- Direction: Single out the lines of the material that contain "JSON" and copy them.

[Lines of data]

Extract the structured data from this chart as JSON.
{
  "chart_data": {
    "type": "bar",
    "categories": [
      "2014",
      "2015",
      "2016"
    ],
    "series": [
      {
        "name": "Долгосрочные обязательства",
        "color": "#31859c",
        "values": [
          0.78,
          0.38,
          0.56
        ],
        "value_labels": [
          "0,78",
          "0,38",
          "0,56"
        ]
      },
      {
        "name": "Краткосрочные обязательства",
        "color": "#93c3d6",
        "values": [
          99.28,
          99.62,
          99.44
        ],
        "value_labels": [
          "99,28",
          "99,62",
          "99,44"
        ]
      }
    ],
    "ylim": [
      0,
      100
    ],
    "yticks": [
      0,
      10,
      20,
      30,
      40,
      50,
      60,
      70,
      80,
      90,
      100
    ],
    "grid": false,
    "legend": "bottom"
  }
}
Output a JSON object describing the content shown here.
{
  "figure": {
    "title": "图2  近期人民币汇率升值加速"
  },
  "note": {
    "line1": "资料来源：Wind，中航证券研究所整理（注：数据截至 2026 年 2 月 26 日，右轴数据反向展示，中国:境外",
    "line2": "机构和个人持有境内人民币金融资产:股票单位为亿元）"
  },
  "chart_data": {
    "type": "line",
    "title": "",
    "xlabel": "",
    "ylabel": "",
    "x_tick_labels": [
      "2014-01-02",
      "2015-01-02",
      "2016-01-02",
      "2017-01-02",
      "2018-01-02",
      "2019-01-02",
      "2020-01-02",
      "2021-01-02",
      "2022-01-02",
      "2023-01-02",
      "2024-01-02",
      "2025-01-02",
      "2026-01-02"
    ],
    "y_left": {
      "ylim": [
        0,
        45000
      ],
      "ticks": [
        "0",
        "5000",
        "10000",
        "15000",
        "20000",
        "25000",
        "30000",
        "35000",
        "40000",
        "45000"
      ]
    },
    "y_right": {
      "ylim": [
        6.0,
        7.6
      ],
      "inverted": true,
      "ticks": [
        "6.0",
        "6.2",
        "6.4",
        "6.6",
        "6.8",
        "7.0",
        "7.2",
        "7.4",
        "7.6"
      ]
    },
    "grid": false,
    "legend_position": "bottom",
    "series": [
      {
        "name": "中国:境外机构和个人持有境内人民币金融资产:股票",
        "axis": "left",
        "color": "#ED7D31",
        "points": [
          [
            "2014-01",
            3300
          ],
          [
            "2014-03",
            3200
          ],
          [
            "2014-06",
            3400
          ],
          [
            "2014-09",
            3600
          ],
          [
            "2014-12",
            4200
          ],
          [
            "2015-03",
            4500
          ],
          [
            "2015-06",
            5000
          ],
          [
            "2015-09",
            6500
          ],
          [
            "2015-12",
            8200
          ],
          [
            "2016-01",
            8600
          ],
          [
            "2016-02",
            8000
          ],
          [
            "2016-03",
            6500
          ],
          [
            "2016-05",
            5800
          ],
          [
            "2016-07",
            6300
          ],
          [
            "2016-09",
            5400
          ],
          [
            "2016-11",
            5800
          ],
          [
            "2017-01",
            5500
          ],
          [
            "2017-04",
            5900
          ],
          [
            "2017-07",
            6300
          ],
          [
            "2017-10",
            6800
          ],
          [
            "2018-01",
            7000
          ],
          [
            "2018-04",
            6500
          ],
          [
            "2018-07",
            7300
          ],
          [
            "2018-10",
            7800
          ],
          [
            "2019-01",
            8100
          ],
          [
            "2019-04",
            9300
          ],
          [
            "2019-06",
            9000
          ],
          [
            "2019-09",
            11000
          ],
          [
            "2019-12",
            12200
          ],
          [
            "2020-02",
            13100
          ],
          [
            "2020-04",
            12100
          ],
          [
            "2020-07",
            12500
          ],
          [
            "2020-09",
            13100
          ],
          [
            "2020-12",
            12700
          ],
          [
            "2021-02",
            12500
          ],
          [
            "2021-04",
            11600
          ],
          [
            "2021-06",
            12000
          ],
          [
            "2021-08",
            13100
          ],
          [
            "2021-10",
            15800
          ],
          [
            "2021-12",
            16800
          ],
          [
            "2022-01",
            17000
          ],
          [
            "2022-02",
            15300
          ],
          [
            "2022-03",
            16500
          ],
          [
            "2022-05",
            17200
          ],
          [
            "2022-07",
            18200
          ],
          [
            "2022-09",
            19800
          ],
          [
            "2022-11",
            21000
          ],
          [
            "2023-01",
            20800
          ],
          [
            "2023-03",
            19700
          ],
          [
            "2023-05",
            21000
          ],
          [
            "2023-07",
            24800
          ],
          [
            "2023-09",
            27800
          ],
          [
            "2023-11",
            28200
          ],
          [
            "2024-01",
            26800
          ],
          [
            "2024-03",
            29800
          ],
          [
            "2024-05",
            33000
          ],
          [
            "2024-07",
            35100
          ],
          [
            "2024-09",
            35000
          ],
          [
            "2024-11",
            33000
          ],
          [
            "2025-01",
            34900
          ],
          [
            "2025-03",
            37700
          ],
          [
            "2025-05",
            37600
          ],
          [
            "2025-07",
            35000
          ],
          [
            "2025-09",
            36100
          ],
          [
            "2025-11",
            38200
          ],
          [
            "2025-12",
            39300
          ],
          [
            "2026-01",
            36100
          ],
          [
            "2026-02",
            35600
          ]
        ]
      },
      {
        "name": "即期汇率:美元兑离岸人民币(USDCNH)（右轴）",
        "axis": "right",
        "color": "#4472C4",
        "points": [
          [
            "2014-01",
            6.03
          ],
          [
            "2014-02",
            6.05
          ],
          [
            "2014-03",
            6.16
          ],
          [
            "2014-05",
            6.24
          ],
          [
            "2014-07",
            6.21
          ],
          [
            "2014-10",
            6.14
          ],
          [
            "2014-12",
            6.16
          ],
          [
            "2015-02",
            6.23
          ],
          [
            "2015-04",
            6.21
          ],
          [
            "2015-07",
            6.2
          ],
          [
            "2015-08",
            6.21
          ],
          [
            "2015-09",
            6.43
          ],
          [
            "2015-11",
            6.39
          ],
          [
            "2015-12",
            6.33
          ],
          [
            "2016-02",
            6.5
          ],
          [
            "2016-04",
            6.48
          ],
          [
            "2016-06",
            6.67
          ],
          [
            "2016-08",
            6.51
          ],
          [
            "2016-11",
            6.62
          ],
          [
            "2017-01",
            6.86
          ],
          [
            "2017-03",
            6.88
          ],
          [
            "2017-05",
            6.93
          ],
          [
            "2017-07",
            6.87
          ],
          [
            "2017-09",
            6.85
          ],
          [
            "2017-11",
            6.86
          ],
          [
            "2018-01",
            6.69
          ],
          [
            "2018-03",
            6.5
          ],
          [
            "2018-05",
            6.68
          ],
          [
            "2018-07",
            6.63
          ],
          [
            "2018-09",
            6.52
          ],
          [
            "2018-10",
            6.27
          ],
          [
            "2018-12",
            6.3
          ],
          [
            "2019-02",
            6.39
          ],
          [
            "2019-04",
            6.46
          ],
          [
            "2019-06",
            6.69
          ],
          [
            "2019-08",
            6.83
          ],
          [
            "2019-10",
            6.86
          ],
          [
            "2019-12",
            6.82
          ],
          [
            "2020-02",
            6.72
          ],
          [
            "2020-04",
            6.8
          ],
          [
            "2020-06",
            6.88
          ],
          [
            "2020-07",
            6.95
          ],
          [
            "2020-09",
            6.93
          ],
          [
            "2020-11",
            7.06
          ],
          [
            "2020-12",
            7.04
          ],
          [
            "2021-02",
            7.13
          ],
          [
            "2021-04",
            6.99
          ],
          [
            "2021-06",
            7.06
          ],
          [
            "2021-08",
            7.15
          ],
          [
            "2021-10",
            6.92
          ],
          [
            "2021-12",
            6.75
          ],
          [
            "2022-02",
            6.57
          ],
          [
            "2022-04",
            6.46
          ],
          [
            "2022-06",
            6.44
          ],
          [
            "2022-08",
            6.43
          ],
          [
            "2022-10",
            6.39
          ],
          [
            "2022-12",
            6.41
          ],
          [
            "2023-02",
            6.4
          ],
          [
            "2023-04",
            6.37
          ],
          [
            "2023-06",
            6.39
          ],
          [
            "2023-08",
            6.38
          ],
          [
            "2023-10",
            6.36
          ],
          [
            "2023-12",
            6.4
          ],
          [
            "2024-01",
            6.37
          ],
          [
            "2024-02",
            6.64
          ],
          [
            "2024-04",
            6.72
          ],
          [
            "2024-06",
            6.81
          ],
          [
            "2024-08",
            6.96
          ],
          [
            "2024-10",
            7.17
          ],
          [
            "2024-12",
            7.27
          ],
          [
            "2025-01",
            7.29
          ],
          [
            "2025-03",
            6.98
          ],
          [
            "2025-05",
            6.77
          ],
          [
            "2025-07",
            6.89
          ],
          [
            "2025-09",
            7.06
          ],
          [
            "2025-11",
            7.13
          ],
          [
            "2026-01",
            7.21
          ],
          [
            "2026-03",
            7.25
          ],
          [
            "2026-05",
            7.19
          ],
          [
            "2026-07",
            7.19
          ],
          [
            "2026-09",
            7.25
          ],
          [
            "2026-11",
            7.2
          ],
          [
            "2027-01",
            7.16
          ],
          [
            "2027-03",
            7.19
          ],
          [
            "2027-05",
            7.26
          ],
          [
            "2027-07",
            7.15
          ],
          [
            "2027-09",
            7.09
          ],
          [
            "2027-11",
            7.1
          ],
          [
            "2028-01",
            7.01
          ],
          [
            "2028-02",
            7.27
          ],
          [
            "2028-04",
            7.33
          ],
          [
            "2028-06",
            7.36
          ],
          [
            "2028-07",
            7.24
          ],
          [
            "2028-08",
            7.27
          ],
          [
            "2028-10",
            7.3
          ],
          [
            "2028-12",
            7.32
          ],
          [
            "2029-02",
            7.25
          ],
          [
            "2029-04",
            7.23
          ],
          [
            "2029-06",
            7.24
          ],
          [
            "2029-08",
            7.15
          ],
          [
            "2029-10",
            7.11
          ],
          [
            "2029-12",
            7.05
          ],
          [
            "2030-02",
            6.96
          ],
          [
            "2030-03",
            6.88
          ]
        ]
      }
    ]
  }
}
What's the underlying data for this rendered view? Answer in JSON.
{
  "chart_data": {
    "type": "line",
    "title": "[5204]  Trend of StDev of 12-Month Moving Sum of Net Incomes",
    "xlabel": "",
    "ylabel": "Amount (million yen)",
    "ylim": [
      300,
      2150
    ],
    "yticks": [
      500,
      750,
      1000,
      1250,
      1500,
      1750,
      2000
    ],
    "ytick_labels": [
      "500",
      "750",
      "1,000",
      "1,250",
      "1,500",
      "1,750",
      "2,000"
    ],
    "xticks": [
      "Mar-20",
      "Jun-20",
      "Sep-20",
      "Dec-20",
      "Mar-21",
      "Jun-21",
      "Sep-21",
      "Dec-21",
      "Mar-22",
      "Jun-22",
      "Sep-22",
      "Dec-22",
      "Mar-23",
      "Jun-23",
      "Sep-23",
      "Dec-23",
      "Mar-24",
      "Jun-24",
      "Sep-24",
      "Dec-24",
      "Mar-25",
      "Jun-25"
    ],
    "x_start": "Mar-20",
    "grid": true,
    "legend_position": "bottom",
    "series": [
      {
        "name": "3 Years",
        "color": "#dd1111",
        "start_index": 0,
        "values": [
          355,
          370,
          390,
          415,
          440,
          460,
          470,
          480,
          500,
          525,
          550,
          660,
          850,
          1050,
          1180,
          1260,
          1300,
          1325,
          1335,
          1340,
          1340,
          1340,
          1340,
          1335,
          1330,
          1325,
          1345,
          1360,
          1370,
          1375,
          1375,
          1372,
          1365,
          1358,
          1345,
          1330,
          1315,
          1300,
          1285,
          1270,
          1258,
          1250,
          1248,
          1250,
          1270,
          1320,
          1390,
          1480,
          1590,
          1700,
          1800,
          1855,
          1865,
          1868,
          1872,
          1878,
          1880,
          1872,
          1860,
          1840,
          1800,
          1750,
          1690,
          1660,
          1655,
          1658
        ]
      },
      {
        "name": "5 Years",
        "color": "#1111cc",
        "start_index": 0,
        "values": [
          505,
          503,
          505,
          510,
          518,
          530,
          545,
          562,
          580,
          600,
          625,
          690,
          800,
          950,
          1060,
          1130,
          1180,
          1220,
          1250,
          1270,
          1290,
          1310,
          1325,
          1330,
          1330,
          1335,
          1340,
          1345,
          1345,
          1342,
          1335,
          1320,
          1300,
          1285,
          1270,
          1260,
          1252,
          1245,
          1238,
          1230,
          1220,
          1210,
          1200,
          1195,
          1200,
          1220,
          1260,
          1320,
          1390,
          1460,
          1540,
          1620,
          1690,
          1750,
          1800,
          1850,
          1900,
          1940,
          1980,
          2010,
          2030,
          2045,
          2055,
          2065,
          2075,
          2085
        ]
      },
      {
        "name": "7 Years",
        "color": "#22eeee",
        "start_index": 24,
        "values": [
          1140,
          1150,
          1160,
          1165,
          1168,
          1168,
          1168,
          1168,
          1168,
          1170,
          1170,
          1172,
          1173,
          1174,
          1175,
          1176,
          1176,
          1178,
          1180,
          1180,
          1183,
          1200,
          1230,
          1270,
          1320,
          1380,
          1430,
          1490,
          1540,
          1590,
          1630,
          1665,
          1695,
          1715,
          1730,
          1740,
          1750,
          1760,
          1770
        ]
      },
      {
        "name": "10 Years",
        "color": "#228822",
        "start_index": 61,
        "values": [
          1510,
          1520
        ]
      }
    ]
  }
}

- Result of the exercise:
Extract the structured data from this chart as JSON.
Output a JSON object describing the content shown here.
What's the underlying data for this rendered view? Answer in JSON.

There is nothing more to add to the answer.